■ Exercise requirements:
Every line containing the word "Tháng" needs to be found and copied.

■ Records provided:
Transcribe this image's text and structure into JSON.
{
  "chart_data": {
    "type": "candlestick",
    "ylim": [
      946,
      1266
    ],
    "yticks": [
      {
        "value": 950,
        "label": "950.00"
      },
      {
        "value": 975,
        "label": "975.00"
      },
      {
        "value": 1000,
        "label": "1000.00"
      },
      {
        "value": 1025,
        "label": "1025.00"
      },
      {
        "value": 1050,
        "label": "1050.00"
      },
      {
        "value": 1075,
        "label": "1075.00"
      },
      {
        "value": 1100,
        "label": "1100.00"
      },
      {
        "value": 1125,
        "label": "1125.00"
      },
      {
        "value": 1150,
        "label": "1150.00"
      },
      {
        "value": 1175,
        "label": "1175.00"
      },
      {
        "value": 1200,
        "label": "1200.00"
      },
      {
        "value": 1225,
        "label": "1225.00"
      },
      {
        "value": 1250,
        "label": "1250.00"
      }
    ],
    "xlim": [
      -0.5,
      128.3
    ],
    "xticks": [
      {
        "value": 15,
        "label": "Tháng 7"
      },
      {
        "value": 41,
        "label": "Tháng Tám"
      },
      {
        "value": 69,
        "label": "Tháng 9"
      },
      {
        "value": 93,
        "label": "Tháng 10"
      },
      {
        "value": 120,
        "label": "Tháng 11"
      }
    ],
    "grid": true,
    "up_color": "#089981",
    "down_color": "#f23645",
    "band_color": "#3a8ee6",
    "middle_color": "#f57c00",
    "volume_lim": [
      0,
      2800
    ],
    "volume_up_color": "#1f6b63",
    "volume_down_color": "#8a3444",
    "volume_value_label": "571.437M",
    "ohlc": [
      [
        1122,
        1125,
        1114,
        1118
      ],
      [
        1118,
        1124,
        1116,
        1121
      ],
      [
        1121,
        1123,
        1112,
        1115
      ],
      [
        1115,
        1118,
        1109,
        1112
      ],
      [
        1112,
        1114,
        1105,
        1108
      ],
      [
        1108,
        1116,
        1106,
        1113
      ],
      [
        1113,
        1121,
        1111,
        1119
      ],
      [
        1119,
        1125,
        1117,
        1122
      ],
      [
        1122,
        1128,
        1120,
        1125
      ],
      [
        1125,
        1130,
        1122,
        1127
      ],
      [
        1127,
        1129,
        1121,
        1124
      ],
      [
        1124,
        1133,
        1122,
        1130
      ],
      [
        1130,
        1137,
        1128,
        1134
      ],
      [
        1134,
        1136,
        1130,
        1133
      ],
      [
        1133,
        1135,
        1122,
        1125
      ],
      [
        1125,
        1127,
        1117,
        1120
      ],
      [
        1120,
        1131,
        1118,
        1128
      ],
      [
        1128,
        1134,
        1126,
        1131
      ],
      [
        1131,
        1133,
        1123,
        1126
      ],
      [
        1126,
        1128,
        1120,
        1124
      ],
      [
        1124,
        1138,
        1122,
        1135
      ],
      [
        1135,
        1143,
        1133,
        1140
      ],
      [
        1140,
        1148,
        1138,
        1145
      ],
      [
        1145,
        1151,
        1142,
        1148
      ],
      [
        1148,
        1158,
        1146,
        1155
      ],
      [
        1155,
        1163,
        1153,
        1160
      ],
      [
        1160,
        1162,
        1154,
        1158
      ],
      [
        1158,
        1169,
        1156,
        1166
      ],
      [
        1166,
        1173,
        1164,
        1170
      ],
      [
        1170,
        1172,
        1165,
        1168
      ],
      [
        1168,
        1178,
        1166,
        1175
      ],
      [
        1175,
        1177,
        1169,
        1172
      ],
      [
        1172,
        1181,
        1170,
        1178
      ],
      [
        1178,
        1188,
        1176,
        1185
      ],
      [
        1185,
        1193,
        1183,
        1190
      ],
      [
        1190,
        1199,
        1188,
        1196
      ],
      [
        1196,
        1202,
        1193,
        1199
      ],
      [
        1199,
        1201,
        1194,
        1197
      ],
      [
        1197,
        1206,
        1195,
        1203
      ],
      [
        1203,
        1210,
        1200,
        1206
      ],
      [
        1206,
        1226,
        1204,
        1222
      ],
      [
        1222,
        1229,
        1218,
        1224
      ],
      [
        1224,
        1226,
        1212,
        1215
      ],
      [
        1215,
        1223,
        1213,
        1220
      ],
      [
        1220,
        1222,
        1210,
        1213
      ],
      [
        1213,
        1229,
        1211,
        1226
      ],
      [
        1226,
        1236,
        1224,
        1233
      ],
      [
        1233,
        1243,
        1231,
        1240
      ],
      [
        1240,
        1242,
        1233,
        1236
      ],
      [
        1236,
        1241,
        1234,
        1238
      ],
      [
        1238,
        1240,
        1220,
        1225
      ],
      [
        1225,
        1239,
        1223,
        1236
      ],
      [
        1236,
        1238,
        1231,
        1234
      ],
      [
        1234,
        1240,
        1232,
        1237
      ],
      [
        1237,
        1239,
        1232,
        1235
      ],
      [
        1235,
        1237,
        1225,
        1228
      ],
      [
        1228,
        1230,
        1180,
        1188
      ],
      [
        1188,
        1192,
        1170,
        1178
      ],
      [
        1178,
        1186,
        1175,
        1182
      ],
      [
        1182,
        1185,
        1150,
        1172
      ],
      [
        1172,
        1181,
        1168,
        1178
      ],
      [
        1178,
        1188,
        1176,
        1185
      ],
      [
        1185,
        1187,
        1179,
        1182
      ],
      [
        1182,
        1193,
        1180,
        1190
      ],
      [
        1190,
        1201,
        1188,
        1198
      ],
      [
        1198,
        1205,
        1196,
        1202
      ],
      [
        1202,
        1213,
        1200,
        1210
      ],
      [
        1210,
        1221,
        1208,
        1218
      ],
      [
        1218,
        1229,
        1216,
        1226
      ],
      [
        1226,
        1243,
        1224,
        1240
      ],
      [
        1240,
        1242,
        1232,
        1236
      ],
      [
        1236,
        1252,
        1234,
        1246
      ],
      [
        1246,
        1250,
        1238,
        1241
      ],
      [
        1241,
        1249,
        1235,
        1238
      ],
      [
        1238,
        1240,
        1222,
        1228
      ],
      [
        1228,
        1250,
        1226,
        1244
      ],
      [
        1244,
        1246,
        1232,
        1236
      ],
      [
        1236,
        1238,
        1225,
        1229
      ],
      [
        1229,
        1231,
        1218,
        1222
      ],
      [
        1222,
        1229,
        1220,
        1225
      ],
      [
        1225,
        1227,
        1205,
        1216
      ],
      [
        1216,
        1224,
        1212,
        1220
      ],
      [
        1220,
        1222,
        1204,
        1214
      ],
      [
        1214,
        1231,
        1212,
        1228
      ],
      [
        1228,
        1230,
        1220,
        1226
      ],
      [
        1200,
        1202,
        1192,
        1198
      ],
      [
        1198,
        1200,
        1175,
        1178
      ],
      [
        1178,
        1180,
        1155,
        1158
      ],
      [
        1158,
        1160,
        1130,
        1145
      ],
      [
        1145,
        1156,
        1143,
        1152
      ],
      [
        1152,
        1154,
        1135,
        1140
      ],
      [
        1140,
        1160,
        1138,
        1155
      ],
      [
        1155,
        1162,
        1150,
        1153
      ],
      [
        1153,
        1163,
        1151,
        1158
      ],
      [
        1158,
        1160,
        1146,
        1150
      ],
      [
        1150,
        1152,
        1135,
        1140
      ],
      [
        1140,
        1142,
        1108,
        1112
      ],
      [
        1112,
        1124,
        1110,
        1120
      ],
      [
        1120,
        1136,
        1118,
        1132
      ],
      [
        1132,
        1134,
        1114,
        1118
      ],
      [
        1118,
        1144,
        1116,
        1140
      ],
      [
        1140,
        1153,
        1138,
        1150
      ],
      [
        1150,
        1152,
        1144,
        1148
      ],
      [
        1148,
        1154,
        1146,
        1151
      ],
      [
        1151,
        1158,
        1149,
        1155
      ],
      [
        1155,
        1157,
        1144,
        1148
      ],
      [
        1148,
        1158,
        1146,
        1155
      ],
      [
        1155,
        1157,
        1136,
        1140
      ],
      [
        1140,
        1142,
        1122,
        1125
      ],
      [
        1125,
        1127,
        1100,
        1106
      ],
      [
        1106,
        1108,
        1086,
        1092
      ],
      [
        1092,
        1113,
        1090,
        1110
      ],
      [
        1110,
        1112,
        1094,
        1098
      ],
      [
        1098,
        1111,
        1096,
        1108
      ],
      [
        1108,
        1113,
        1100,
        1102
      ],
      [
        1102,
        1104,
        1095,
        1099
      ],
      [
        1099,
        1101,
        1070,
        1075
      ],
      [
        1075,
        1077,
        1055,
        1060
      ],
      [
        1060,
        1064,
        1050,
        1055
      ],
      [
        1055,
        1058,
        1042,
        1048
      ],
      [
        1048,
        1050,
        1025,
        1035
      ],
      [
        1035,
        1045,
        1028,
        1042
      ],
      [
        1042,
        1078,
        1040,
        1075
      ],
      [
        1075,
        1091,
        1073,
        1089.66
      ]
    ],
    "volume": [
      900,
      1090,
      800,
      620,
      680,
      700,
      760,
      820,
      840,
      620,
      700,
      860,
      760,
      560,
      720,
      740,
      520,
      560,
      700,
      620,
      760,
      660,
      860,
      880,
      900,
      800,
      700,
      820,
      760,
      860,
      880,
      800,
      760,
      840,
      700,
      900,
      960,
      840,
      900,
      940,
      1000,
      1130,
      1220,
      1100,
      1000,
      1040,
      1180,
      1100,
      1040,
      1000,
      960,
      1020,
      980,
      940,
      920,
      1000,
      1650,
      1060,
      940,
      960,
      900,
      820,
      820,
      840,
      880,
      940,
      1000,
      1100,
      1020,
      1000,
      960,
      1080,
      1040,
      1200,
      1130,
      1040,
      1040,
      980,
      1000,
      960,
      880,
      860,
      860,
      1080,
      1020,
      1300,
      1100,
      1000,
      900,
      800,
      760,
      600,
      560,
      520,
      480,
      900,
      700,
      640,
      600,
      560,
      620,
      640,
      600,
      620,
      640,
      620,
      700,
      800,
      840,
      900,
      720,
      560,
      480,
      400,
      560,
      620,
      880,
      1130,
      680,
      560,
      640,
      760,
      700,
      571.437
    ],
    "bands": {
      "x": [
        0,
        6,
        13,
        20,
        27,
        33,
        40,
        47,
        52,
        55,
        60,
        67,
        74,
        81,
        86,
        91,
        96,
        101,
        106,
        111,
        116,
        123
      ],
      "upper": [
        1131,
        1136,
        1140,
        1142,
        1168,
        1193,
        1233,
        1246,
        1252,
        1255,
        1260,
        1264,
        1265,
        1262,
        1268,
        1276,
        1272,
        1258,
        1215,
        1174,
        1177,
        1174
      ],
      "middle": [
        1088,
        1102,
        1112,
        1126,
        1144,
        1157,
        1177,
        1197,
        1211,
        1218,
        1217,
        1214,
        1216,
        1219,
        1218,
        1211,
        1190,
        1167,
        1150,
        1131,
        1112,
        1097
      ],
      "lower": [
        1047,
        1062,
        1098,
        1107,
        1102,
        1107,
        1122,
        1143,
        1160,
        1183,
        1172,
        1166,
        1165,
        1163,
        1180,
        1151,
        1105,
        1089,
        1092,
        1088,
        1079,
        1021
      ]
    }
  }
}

■ Completed task:
        "label": "Tháng 7"
        "label": "Tháng Tám"
        "label": "Tháng 9"
        "label": "Tháng 10"
        "label": "Tháng 11"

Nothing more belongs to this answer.